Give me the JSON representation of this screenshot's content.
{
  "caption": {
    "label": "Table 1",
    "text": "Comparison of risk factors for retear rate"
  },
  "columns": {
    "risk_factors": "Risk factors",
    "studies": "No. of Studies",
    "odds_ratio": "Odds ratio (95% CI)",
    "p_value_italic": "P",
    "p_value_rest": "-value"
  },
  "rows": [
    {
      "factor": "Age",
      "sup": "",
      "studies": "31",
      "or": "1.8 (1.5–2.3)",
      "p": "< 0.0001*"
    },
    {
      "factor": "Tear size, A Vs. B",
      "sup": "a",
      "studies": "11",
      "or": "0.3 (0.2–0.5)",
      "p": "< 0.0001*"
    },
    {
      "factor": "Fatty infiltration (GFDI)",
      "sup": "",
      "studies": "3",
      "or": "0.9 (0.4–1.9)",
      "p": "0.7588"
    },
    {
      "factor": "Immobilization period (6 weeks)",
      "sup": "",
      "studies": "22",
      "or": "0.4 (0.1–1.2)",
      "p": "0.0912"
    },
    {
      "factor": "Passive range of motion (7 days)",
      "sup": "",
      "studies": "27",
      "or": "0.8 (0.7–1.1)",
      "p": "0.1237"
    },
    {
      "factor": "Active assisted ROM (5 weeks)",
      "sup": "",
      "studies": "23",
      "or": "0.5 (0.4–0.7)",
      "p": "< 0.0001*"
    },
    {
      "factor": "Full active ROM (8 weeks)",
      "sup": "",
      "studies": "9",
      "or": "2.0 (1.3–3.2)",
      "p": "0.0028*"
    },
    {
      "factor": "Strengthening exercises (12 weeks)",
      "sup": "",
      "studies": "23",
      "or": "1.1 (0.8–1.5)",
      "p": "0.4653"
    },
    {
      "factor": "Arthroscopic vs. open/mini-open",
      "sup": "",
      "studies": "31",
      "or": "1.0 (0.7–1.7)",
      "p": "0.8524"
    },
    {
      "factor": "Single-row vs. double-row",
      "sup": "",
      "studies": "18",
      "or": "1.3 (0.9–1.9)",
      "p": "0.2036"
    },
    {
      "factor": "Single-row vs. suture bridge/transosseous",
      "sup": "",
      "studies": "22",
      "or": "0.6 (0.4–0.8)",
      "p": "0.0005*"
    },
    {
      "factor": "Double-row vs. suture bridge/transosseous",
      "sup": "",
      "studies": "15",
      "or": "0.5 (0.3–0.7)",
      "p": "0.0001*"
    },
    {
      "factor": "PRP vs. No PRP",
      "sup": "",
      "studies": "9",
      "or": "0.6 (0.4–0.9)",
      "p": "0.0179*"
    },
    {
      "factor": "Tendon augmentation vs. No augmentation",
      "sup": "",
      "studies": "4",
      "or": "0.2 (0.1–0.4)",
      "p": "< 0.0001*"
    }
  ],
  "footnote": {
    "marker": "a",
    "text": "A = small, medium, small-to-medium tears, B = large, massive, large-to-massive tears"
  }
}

# # # # # # #

• _Instruction_: Each line above that includes "suture" counts once; state the total and nothing more.

• _Full output_: 2